- [TASK INSTRUCTIONS]: Your task is to output the entries below word for word.
### GIVEN DATA ###
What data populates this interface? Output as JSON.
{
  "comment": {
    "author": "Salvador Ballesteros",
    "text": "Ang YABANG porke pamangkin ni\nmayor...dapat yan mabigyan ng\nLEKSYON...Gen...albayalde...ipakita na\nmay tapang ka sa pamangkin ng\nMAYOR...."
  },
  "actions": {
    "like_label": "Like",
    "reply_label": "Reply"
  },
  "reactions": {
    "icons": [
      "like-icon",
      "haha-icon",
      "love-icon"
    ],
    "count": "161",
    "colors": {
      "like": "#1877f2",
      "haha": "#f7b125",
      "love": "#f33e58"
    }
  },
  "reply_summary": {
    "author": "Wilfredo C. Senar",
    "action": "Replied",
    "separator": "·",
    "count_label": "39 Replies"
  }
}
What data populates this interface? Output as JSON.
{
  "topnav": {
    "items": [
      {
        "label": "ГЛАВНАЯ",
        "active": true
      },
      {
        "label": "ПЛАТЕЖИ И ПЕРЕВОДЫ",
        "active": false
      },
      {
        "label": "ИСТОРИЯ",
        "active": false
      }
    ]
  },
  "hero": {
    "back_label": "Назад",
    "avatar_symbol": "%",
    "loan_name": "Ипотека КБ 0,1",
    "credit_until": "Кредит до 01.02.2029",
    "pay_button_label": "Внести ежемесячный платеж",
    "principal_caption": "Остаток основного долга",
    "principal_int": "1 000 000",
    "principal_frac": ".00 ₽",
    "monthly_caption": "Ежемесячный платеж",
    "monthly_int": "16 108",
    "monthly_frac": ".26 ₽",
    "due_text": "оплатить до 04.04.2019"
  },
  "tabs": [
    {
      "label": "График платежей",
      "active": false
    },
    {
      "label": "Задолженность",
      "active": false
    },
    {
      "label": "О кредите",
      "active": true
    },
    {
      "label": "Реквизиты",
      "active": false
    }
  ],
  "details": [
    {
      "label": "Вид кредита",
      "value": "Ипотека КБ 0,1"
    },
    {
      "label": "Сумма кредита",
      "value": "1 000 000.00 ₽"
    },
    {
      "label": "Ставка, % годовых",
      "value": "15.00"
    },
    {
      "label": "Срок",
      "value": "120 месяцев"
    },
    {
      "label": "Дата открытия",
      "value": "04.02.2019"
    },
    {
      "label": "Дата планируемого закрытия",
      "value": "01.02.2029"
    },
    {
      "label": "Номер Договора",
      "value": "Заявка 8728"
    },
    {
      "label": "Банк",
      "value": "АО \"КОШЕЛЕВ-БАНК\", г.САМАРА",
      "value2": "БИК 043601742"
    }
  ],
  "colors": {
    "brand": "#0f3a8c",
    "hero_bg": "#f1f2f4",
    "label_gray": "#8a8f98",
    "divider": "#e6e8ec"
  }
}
###
- [SOLUTION TO THIS TASK]:
What data populates this interface? Output as JSON.
{
  "comment": {
    "author": "Salvador Ballesteros",
    "text": "Ang YABANG porke pamangkin ni\nmayor...dapat yan mabigyan ng\nLEKSYON...Gen...albayalde...ipakita na\nmay tapang ka sa pamangkin ng\nMAYOR...."
  },
  "actions": {
    "like_label": "Like",
    "reply_label": "Reply"
  },
  "reactions": {
    "icons": [
      "like-icon",
      "haha-icon",
      "love-icon"
    ],
    "count": "161",
    "colors": {
      "like": "#1877f2",
      "haha": "#f7b125",
      "love": "#f33e58"
    }
  },
  "reply_summary": {
    "author": "Wilfredo C. Senar",
    "action": "Replied",
    "separator": "·",
    "count_label": "39 Replies"
  }
}
What data populates this interface? Output as JSON.
{
  "topnav": {
    "items": [
      {
        "label": "ГЛАВНАЯ",
        "active": true
      },
      {
        "label": "ПЛАТЕЖИ И ПЕРЕВОДЫ",
        "active": false
      },
      {
        "label": "ИСТОРИЯ",
        "active": false
      }
    ]
  },
  "hero": {
    "back_label": "Назад",
    "avatar_symbol": "%",
    "loan_name": "Ипотека КБ 0,1",
    "credit_until": "Кредит до 01.02.2029",
    "pay_button_label": "Внести ежемесячный платеж",
    "principal_caption": "Остаток основного долга",
    "principal_int": "1 000 000",
    "principal_frac": ".00 ₽",
    "monthly_caption": "Ежемесячный платеж",
    "monthly_int": "16 108",
    "monthly_frac": ".26 ₽",
    "due_text": "оплатить до 04.04.2019"
  },
  "tabs": [
    {
      "label": "График платежей",
      "active": false
    },
    {
      "label": "Задолженность",
      "active": false
    },
    {
      "label": "О кредите",
      "active": true
    },
    {
      "label": "Реквизиты",
      "active": false
    }
  ],
  "details": [
    {
      "label": "Вид кредита",
      "value": "Ипотека КБ 0,1"
    },
    {
      "label": "Сумма кредита",
      "value": "1 000 000.00 ₽"
    },
    {
      "label": "Ставка, % годовых",
      "value": "15.00"
    },
    {
      "label": "Срок",
      "value": "120 месяцев"
    },
    {
      "label": "Дата открытия",
      "value": "04.02.2019"
    },
    {
      "label": "Дата планируемого закрытия",
      "value": "01.02.2029"
    },
    {
      "label": "Номер Договора",
      "value": "Заявка 8728"
    },
    {
      "label": "Банк",
      "value": "АО \"КОШЕЛЕВ-БАНК\", г.САМАРА",
      "value2": "БИК 043601742"
    }
  ],
  "colors": {
    "brand": "#0f3a8c",
    "hero_bg": "#f1f2f4",
    "label_gray": "#8a8f98",
    "divider": "#e6e8ec"
  }
}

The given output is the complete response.